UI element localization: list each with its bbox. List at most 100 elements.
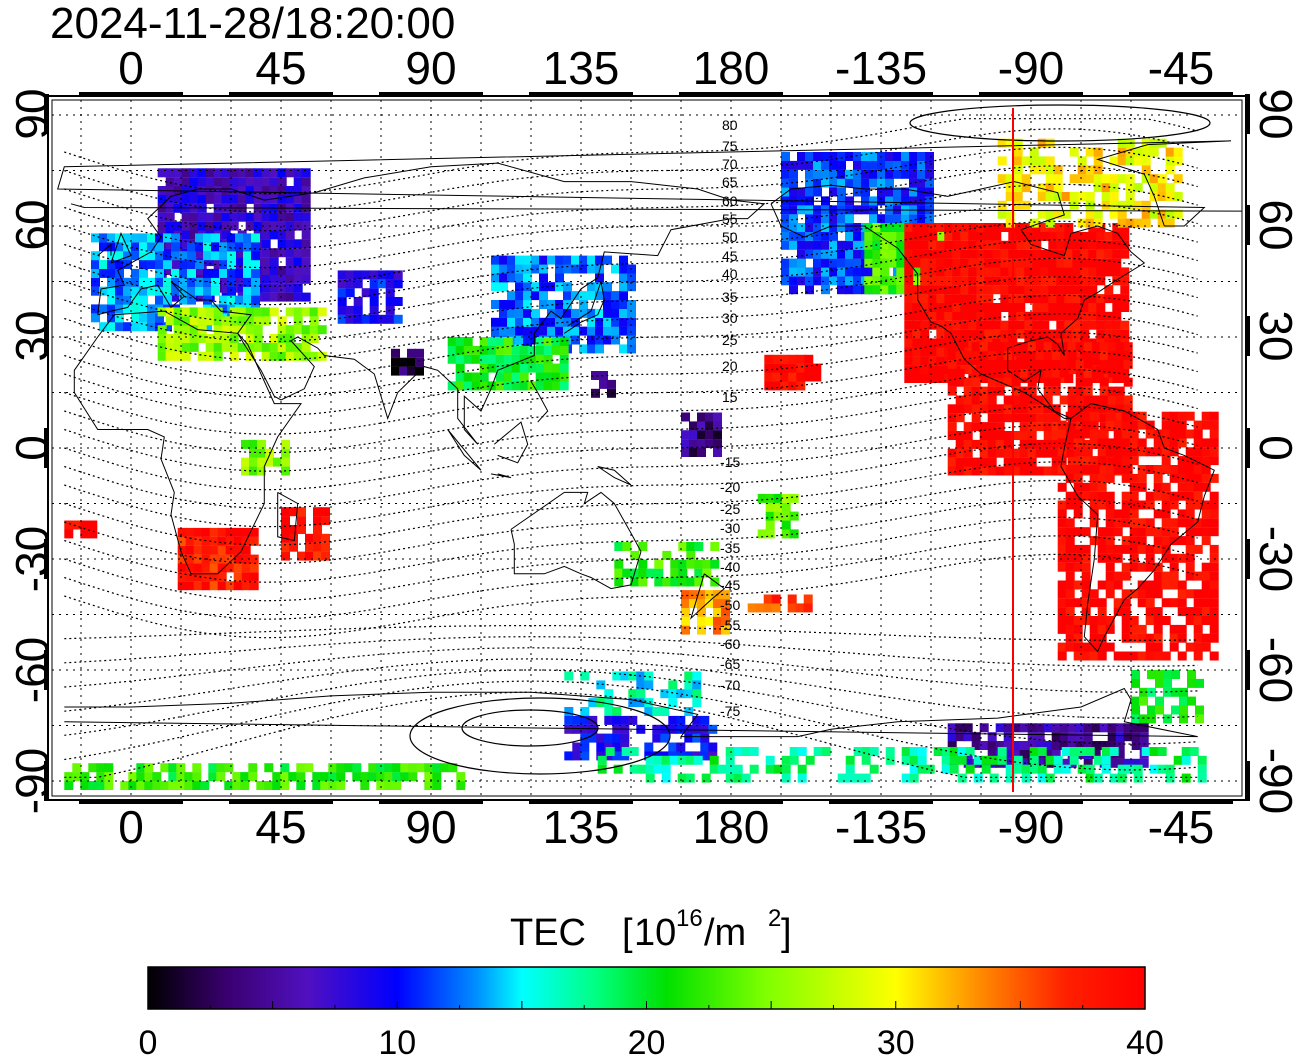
lat-label-right: -60 [1250, 637, 1294, 703]
lon-label-bottom: 45 [255, 801, 306, 853]
contour-label-south: -35 [720, 540, 740, 556]
contour-label-south: -70 [720, 677, 740, 693]
contour-label-north: 55 [722, 211, 738, 227]
colorbar-unit-exp: 16 [676, 905, 703, 932]
colorbar-tick-label: 40 [1126, 1024, 1164, 1057]
lat-label-left: -60 [6, 637, 58, 703]
lat-label-left: -30 [6, 526, 58, 592]
colorbar-ticks: 0 10 20 30 40 [139, 1001, 1164, 1057]
lat-tick-bar-left [44, 316, 49, 356]
lat-label-left: 60 [6, 199, 58, 250]
colorbar-unit-den: /m [704, 912, 746, 954]
contour-label-south: -40 [720, 559, 740, 575]
lon-tick-bar-top [829, 92, 933, 97]
lat-label-right: 30 [1250, 310, 1294, 361]
lon-tick-bar-bottom [1129, 799, 1233, 804]
lon-tick-bar-top [679, 92, 783, 97]
lon-label-bottom: -90 [998, 801, 1064, 853]
contour-label-north: 45 [722, 248, 738, 264]
contour-label-north: 25 [722, 332, 738, 348]
lat-tick-bar-left [44, 761, 49, 801]
colorbar-tick-label: 30 [877, 1024, 915, 1057]
lon-tick-bar-top [979, 92, 1083, 97]
lon-label-top: 90 [405, 42, 456, 94]
lon-label-bottom: 135 [543, 801, 620, 853]
colorbar-unit-den-exp: 2 [768, 905, 781, 932]
contour-label-north: 15 [722, 389, 738, 405]
contour-label-north: 40 [722, 266, 738, 282]
lat-tick-bar-right [1245, 94, 1250, 134]
contour-label-north: 30 [722, 310, 738, 326]
contour-label-north: 75 [722, 138, 738, 154]
colorbar-tick-label: 20 [628, 1024, 666, 1057]
lon-label-bottom: 0 [118, 801, 144, 853]
lat-tick-bar-right [1245, 539, 1250, 579]
lon-tick-bar-bottom [379, 799, 483, 804]
contour-label-south: -45 [720, 577, 740, 593]
lat-tick-bar-right [1245, 650, 1250, 690]
lon-label-top: 0 [118, 42, 144, 94]
lon-tick-bar-bottom [79, 799, 183, 804]
contour-label-south: -15 [720, 454, 740, 470]
contour-label-south: -20 [720, 479, 740, 495]
contour-label-north: 20 [722, 358, 738, 374]
colorbar-title: TEC [ 10 16 /m 2 ] [510, 905, 792, 954]
lat-label-right: -90 [1250, 748, 1294, 814]
lon-label-top: 180 [693, 42, 770, 94]
lat-tick-bar-right [1245, 205, 1250, 245]
contour-label-north: 60 [722, 193, 738, 209]
lon-tick-bar-top [79, 92, 183, 97]
lat-tick-bar-right [1245, 316, 1250, 356]
contour-label-north: 35 [722, 289, 738, 305]
contour-label-north: 65 [722, 174, 738, 190]
lon-tick-bar-bottom [979, 799, 1083, 804]
lon-tick-bar-top [1129, 92, 1233, 97]
colorbar-tick-label: 10 [378, 1024, 416, 1057]
lon-tick-bar-top [529, 92, 633, 97]
lat-label-right: 0 [1250, 435, 1294, 461]
colorbar-unit-open: [ [622, 912, 633, 954]
contour-label-south: -65 [720, 656, 740, 672]
tec-data-layer [64, 138, 1219, 790]
lat-tick-bar-left [44, 94, 49, 134]
contour-label-north: 70 [722, 156, 738, 172]
contour-label-south: -25 [720, 501, 740, 517]
colorbar-unit-base: 10 [634, 912, 676, 954]
magnetic-latitude-contours [64, 104, 1211, 778]
lon-label-bottom: 90 [405, 801, 456, 853]
contour-label-south: -55 [720, 617, 740, 633]
lat-tick-bar-right [1245, 428, 1250, 468]
lon-tick-bar-bottom [229, 799, 333, 804]
lon-label-bottom: -45 [1148, 801, 1214, 853]
lon-label-top: 45 [255, 42, 306, 94]
lon-tick-bar-top [379, 92, 483, 97]
lon-tick-bar-top [229, 92, 333, 97]
colorbar-title-text: TEC [510, 912, 586, 954]
lat-label-left: 30 [6, 310, 58, 361]
contour-label-north: 50 [722, 229, 738, 245]
lat-tick-bar-right [1245, 761, 1250, 801]
lon-tick-bar-bottom [679, 799, 783, 804]
lat-label-left: 0 [6, 435, 58, 461]
lon-tick-bar-bottom [829, 799, 933, 804]
lat-label-right: -30 [1250, 526, 1294, 592]
lon-tick-bar-bottom [529, 799, 633, 804]
lat-tick-bar-left [44, 428, 49, 468]
lat-tick-bar-left [44, 205, 49, 245]
contour-label-north: 80 [722, 117, 738, 133]
contour-label-south: -30 [720, 520, 740, 536]
contour-label-south: -75 [720, 703, 740, 719]
lon-label-top: -45 [1148, 42, 1214, 94]
lon-label-top: -90 [998, 42, 1064, 94]
axes: 0045459090135135180180-135-135-90-90-45-… [6, 42, 1294, 853]
lon-label-bottom: 180 [693, 801, 770, 853]
timestamp-title: 2024-11-28/18:20:00 [50, 0, 455, 48]
contour-label-south: -60 [720, 636, 740, 652]
lon-label-top: -135 [835, 42, 927, 94]
lat-label-left: 90 [6, 88, 58, 139]
lon-label-top: 135 [543, 42, 620, 94]
colorbar-tick-label: 0 [139, 1024, 158, 1057]
lon-label-bottom: -135 [835, 801, 927, 853]
colorbar-unit-close: ] [781, 912, 792, 954]
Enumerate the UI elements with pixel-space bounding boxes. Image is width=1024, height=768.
┄┄┄┄┄┄┄┄┄┄
To be done: Copy out all of the records above line for line, leaving out the pictures.

Exercise response:
UI element localization: list each with its bbox. List at most 100 elements.
lat-label-right: -60 [1250, 637, 1294, 703]
lon-label-bottom: 45 [255, 801, 306, 853]
contour-label-south: -35 [720, 540, 740, 556]
contour-label-south: -70 [720, 677, 740, 693]
contour-label-north: 55 [722, 211, 738, 227]
colorbar-unit-exp: 16 [676, 905, 703, 932]
colorbar-tick-label: 40 [1126, 1024, 1164, 1057]
lat-label-left: -60 [6, 637, 58, 703]
lat-label-left: -30 [6, 526, 58, 592]
colorbar-ticks: 0 10 20 30 40 [139, 1001, 1164, 1057]
lat-tick-bar-left [44, 316, 49, 356]
lat-label-left: 60 [6, 199, 58, 250]
colorbar-unit-den: /m [704, 912, 746, 954]
contour-label-south: -40 [720, 559, 740, 575]
lon-tick-bar-top [829, 92, 933, 97]
lat-label-right: 30 [1250, 310, 1294, 361]
lon-tick-bar-bottom [1129, 799, 1233, 804]
lon-tick-bar-top [679, 92, 783, 97]
lon-label-bottom: -90 [998, 801, 1064, 853]
contour-label-north: 45 [722, 248, 738, 264]
contour-label-north: 25 [722, 332, 738, 348]
lat-tick-bar-left [44, 761, 49, 801]
colorbar-tick-label: 30 [877, 1024, 915, 1057]
lon-tick-bar-top [979, 92, 1083, 97]
lon-label-top: 90 [405, 42, 456, 94]
lon-label-bottom: 135 [543, 801, 620, 853]
colorbar-unit-den-exp: 2 [768, 905, 781, 932]
contour-label-north: 15 [722, 389, 738, 405]
contour-label-north: 40 [722, 266, 738, 282]
lat-tick-bar-right [1245, 94, 1250, 134]
contour-label-north: 30 [722, 310, 738, 326]
contour-label-north: 75 [722, 138, 738, 154]
colorbar-tick-label: 20 [628, 1024, 666, 1057]
lon-label-bottom: 0 [118, 801, 144, 853]
lat-tick-bar-right [1245, 539, 1250, 579]
lon-tick-bar-bottom [379, 799, 483, 804]
contour-label-south: -45 [720, 577, 740, 593]
lat-tick-bar-right [1245, 650, 1250, 690]
lon-label-top: 0 [118, 42, 144, 94]
lon-tick-bar-bottom [79, 799, 183, 804]
contour-label-south: -15 [720, 454, 740, 470]
contour-label-south: -20 [720, 479, 740, 495]
contour-label-north: 20 [722, 358, 738, 374]
colorbar-title: TEC [ 10 16 /m 2 ] [510, 905, 792, 954]
lat-label-right: -90 [1250, 748, 1294, 814]
lon-label-top: 180 [693, 42, 770, 94]
lat-tick-bar-right [1245, 205, 1250, 245]
contour-label-north: 60 [722, 193, 738, 209]
lon-tick-bar-top [79, 92, 183, 97]
lat-tick-bar-right [1245, 316, 1250, 356]
contour-label-north: 35 [722, 289, 738, 305]
contour-label-north: 65 [722, 174, 738, 190]
lon-tick-bar-bottom [979, 799, 1083, 804]
lon-tick-bar-top [1129, 92, 1233, 97]
colorbar-tick-label: 10 [378, 1024, 416, 1057]
lon-tick-bar-top [529, 92, 633, 97]
lat-label-right: 0 [1250, 435, 1294, 461]
colorbar-unit-open: [ [622, 912, 633, 954]
contour-label-south: -65 [720, 656, 740, 672]
tec-data-layer [64, 138, 1219, 790]
lat-tick-bar-left [44, 94, 49, 134]
contour-label-north: 70 [722, 156, 738, 172]
contour-label-south: -25 [720, 501, 740, 517]
colorbar-unit-base: 10 [634, 912, 676, 954]
magnetic-latitude-contours [64, 104, 1211, 778]
lon-label-bottom: 90 [405, 801, 456, 853]
contour-label-south: -55 [720, 617, 740, 633]
lat-tick-bar-right [1245, 428, 1250, 468]
lon-tick-bar-bottom [229, 799, 333, 804]
lon-label-bottom: -45 [1148, 801, 1214, 853]
lon-label-top: 45 [255, 42, 306, 94]
lon-tick-bar-top [379, 92, 483, 97]
lon-tick-bar-top [229, 92, 333, 97]
colorbar-title-text: TEC [510, 912, 586, 954]
lat-label-left: 30 [6, 310, 58, 361]
contour-label-north: 50 [722, 229, 738, 245]
lat-tick-bar-right [1245, 761, 1250, 801]
lon-tick-bar-bottom [679, 799, 783, 804]
lat-label-left: 0 [6, 435, 58, 461]
lon-tick-bar-bottom [829, 799, 933, 804]
lat-label-right: -30 [1250, 526, 1294, 592]
lon-tick-bar-bottom [529, 799, 633, 804]
lat-tick-bar-left [44, 428, 49, 468]
lat-tick-bar-left [44, 205, 49, 245]
contour-label-north: 80 [722, 117, 738, 133]
contour-label-south: -30 [720, 520, 740, 536]
contour-label-south: -75 [720, 703, 740, 719]
lon-label-top: -45 [1148, 42, 1214, 94]
lon-label-top: -90 [998, 42, 1064, 94]
axes: 0045459090135135180180-135-135-90-90-45-… [6, 42, 1294, 853]
lon-label-bottom: 180 [693, 801, 770, 853]
timestamp-title: 2024-11-28/18:20:00 [50, 0, 455, 48]
contour-label-south: -60 [720, 636, 740, 652]
lon-label-top: -135 [835, 42, 927, 94]
lat-label-left: 90 [6, 88, 58, 139]
lon-label-top: 135 [543, 42, 620, 94]
colorbar-tick-label: 0 [139, 1024, 158, 1057]
lon-label-bottom: -135 [835, 801, 927, 853]
colorbar-unit-close: ] [781, 912, 792, 954]
Enumerate the UI elements with pixel-space bounding boxes. Image is width=1024, height=768.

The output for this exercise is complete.